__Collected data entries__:
============================================================
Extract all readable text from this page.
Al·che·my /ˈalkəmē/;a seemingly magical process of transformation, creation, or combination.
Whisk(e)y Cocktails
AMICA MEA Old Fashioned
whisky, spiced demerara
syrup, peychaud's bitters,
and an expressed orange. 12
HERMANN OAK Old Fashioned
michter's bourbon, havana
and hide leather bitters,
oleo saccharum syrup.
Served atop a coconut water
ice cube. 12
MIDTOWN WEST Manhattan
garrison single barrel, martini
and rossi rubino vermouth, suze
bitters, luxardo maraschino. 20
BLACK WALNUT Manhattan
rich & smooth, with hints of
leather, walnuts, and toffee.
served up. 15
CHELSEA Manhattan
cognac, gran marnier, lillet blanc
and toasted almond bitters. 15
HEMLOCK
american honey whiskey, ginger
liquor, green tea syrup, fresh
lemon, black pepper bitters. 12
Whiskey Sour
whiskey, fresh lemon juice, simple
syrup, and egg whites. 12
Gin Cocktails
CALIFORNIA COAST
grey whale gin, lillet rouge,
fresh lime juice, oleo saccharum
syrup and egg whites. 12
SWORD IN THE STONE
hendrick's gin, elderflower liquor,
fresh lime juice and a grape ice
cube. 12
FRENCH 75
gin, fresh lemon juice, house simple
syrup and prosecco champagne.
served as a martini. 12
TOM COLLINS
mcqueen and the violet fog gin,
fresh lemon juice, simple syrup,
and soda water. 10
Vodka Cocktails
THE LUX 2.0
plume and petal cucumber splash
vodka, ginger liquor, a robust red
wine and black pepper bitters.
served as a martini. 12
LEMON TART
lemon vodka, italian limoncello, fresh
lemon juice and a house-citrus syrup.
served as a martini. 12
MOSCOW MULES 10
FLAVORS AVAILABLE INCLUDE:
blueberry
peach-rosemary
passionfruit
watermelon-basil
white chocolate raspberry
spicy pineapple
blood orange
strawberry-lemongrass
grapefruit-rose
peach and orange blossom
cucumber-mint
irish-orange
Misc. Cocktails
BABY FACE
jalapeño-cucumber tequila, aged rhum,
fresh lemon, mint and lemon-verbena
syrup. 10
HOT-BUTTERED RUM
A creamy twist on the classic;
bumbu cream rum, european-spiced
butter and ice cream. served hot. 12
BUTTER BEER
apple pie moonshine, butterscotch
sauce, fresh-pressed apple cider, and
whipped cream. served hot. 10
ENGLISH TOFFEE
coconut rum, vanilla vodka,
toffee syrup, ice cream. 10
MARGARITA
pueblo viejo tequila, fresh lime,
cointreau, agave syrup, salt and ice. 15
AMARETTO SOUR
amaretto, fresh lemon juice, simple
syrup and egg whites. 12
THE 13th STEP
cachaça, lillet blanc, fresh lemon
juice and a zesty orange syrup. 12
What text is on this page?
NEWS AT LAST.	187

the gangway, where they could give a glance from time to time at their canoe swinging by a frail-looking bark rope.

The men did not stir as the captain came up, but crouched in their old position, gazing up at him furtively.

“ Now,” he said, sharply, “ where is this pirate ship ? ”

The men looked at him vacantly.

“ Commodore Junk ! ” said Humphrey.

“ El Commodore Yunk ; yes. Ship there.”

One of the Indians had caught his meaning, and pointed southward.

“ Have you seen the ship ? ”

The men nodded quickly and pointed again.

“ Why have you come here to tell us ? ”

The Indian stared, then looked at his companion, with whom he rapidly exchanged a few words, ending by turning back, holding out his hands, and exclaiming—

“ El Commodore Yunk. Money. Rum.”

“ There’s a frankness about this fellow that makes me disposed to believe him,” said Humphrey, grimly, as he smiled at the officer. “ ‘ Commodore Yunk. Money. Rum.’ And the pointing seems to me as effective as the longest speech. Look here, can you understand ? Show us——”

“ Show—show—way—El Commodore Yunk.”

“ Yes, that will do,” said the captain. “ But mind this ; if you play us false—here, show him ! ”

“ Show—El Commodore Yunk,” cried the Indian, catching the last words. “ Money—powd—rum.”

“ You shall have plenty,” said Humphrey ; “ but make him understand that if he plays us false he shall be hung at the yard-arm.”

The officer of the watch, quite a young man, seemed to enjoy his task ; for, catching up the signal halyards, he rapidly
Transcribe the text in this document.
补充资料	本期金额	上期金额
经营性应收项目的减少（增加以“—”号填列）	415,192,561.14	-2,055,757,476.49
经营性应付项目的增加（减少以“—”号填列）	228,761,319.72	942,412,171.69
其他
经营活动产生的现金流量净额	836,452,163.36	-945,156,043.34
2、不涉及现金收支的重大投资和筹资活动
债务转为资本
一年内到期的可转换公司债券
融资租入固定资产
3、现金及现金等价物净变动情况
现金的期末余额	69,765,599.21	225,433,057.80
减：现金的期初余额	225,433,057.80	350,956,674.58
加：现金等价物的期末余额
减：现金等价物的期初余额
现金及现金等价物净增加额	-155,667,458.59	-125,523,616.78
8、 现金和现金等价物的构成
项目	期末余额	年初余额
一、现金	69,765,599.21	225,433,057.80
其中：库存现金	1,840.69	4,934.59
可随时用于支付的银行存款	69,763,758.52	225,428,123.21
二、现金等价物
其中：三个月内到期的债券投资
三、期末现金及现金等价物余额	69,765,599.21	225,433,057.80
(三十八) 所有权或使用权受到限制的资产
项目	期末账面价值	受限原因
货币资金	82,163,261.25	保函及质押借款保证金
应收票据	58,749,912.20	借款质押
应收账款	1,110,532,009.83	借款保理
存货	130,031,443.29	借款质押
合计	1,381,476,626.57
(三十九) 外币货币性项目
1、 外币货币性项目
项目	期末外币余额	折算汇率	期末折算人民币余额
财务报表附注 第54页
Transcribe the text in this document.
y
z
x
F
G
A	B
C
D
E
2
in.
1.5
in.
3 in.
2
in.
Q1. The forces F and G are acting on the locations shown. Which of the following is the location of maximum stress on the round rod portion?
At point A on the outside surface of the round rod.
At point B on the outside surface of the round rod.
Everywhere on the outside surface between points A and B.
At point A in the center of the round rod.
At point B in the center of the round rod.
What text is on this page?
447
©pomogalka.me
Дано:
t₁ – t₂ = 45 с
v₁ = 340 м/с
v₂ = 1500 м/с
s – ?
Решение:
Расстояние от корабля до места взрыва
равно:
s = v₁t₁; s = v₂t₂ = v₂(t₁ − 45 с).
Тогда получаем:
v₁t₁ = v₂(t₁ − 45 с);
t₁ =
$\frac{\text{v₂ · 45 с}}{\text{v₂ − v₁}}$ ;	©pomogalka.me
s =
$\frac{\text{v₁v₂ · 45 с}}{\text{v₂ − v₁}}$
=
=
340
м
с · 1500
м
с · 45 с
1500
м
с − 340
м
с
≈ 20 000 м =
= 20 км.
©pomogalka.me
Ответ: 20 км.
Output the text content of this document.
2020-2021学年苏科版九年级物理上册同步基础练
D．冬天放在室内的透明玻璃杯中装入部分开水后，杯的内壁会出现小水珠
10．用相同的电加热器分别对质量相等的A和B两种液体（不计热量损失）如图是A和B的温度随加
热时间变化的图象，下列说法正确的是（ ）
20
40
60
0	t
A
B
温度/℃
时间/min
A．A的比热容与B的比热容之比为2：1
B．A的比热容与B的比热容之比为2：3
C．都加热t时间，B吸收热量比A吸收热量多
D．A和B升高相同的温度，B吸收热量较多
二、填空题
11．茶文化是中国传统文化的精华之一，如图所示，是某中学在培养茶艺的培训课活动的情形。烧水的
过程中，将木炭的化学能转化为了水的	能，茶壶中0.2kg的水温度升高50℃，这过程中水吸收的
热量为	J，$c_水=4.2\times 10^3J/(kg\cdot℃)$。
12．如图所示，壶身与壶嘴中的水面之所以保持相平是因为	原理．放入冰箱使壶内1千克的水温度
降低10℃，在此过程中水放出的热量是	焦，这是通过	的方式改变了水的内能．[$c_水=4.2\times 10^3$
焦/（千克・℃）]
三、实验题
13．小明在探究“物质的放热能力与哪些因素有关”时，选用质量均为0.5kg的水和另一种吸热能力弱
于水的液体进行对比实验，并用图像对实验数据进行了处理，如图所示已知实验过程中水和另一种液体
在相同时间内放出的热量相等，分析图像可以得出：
============================================================
__Stated goal__:
Track down all lines above with the string "simple" and copy them.

__Response__:
whiskey, fresh lemon juice, simple
gin, fresh lemon juice, house simple
fresh lemon juice, simple syrup,
amaretto, fresh lemon juice, simple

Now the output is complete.